### INSTRUCTION 1:
Reproduce the part of the cathode ray tube text starting with "Description" and going on through "and index-type tubes.".
### INSTRUCTION 2:
Condense the paragraph of the cathode ray tube text that begins "An in-line electron gun is one designed" into a shorter version that keeps its main facts.
### INSTRUCTION 3:
In the cathode ray tube text, what is the shape of the aperture in the second screen grid electrode?

### GIVEN TEXT:
* * * *

8. A cathode ray tube system comprising a cathodoluminescent
screen, an electron gun for projecting an electron beam onto said
screen, magnetic field-forming yoke means for scanning said beam
horizontally and vertically over said screen to produce a raster
thereon, and power supply means for energizing said screen, gun and
yoke;
said electron gun comprising in the order named a cathode, a
control grid electrode, first and second screen grid electrodes,
and first and second lens electrodes between which a main beam
focusing lens field is established;
said first screen grid electrode having an aperture therein whose
cross-sectional shape is elongated in the direction of said
horizontal scan, and said second screen grid electrode having a
circular aperture therein,
said power supply means comprising:
(a) horizontal and vertical deflection signal generators for
supplying appropriate scanning signals to said yoke,
(b) signal processing means connected to one of said deflection
signal generators for producing an astigmatism correction signal
synchronized with the scan signal from said one of said deflection
signal generators, and
(c) means coupling said astigmatism correction signal to said first
screen grid electrode,
said signal processing means comprising first and second correction
signal generators to which the outputs of said horizontal and
vertical deflection signal generators are respectively coupled, a
mixer to which the outputs of said correction signal generators are
coupled, and a phase inverter and attenuator to which the output of
said mixer is coupled, and wherein the output of said mixer is also
coupled to said first screen grid electrode and the output of said
phase inverter and attenuator is coupled to said control grid
electrode.
Description
This invention relates to cathode ray tubes, and particularly to
color picture tubes of the type useful in home television
receivers, and to electron guns therefor. The invention is
especially applicable to self-converging tube-yoke combinations
with shadow mask tubes of the type having plural-beam in-line guns
disposed in a horizontal plane, an apertured mask with vertically
oriented slit-shaped apertures, and a screen with vertically
oriented phsophor stripes. The invention is not, however, limited
to use in such tubes and may in fact be used, e.g., in dot-type
shadow mask tubes and index-type tubes.
An in-line electron gun is one designed to generate at least two,
and preferably three, electron beams in a common plane and to
direct the beams along convergent paths to a small area spot on the
screen. A self-converging yoke is one designed with specific field
nonuniformities which automatically maintain the beams converged
throughout the raster scan without the need for convergence means
other than the yoke itself.
BACKGROUND OF THE INVENTION
There has been a general trend toward in-line color picture tubes
with greater deflection angles in order to provide shorter tubes.

* * * *

### RAW DATA:
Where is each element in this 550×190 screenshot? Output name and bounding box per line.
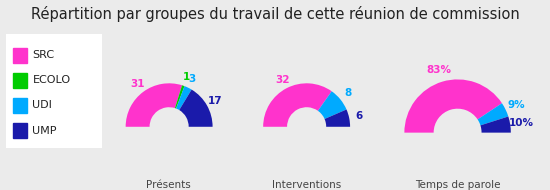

* * * *

### EXERCISE OUTPUT 1:
Description
This invention relates to cathode ray tubes, and particularly to
color picture tubes of the type useful in home television
receivers, and to electron guns therefor. The invention is
especially applicable to self-converging tube-yoke combinations
with shadow mask tubes of the type having plural-beam in-line guns
disposed in a horizontal plane, an apertured mask with vertically
oriented slit-shaped apertures, and a screen with vertically
oriented phsophor stripes. The invention is not, however, limited
to use in such tubes and may in fact be used, e.g., in dot-type
shadow mask tubes and index-type tubes.

### EXERCISE OUTPUT 2:
An in-line electron gun generates at least two, and preferably three, electron beams in a common plane and directs them along convergent paths to a small area spot on the screen. A self-converging yoke has specific field nonuniformities that automatically keep the beams converged throughout the raster scan, so no convergence means besides the yoke itself is needed.

### EXERCISE OUTPUT 3:
It is circular.